:: Document segment ::
Vettel takes cool win as Mercedes wilts in Budapest

Sebastian Vettel has won a thrilling Hungarian Grand Prix ahead of Red Bull duo Daniil Kvyat and Daniel Ricciardo after snatching the lead from a hapless Lewis Hamilton off the line.

As was the case in Silverstone, both Hamilton and Mercedes teammate Nico Rosberg suffered underwhelming starts, surrendering the lead to the fast-starting Vettel and Kimi Räikkönen.

The race almost immediately started unravelling for Mercedes when Hamilton ran wide at turn one as he and Rosberg tussled for position, dropping the Briton to tenth.

Rosberg moved up to third, closely followed by Valtteri Bottas and Nico Hülkenberg, but the uneasiness with which he drove around the Hungaroring during practice and qualifying persisted into the race and left him unable to mount a credible challenge against the Ferraris.
:::
| Tasks to perform |
(a) Answer these questions about the Hungarian Grand Prix report, one line each:
(i) Which two drivers finished behind Vettel?
(ii) To what position did Hamilton drop after running wide at turn one?
(iii) Which two drivers closely followed Rosberg when he moved up to third?
(b) Carry on the Hungarian Grand Prix report from its final sentence.
The records are separate material with no connection to the race report.
:: Dataset extract ::
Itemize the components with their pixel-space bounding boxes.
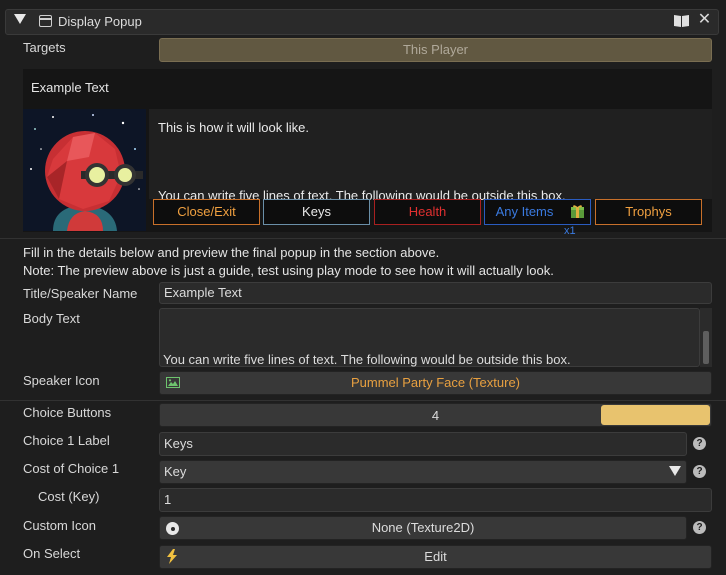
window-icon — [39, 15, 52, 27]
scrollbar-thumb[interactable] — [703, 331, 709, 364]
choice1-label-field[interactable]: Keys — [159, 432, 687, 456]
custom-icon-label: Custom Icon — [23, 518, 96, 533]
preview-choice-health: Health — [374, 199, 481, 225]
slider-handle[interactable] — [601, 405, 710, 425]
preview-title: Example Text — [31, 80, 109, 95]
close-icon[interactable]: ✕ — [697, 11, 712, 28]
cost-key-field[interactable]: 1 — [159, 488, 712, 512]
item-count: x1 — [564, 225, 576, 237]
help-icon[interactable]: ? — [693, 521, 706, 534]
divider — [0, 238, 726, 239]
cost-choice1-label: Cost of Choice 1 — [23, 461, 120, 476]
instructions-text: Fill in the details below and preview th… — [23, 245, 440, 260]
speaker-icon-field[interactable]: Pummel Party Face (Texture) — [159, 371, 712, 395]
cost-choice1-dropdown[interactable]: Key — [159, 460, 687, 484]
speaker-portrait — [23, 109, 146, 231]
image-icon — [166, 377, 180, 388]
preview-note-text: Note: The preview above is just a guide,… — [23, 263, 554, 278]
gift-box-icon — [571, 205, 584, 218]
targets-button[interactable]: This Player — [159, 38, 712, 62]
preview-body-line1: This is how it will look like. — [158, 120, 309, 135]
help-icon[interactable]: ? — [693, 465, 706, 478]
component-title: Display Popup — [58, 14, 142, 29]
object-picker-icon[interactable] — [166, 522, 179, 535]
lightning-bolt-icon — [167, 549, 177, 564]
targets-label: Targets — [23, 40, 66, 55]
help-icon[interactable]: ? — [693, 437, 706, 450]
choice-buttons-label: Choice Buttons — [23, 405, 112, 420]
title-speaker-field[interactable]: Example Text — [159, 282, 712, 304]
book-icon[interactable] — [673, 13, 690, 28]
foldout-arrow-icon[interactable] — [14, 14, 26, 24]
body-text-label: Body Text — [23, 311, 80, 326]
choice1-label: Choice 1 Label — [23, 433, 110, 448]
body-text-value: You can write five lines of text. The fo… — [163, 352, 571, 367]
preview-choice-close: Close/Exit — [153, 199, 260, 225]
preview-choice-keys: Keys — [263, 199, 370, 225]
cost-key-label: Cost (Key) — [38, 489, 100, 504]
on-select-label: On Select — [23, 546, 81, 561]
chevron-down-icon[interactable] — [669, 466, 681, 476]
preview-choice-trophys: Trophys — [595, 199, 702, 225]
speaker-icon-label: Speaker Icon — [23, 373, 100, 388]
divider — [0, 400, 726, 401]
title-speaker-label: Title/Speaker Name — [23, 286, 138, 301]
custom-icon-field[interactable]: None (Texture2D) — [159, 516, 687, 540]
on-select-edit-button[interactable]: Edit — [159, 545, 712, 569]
:::
| Answers |
(a)
(i) Red Bull duo Daniil Kvyat and Daniel Ricciardo
(ii) Tenth
(iii) Valtteri Bottas and Nico Hülkenberg

(b)
Red Bull Racing’s Daniel Ricciardo, meanwhile, had fallen behind Daniil Kvyat, but damage to the Russian’s front wing sustained on lap one forced the team into ordering the Australian through, and he passed Hülkenberg for P5 on lap 10.

As the first pit stop window opened earlier than expected, Hamilton continued to charge back towards the front — reminiscent of his scything through the field from pit lane to third at this race last season — reaching a distant fifth place before the leaders made their first tyre changes.

The pit stop shake-up put Ricciardo, on the medium compound tyres, into fourth, just half a second ahead of the soft tyre-shod Hamilton.

The Red Bull driver resisted the faster car for seven laps until a brief loss of traction at the last corner opened the door for the Mercedes to steam pass at the end of the pit straight.

Hamilton then set about chasing down his teammate, also on the medium tyres, and closed the gap by almost two seconds per lap, threatening to duel Rosberg on track before the second set of stops.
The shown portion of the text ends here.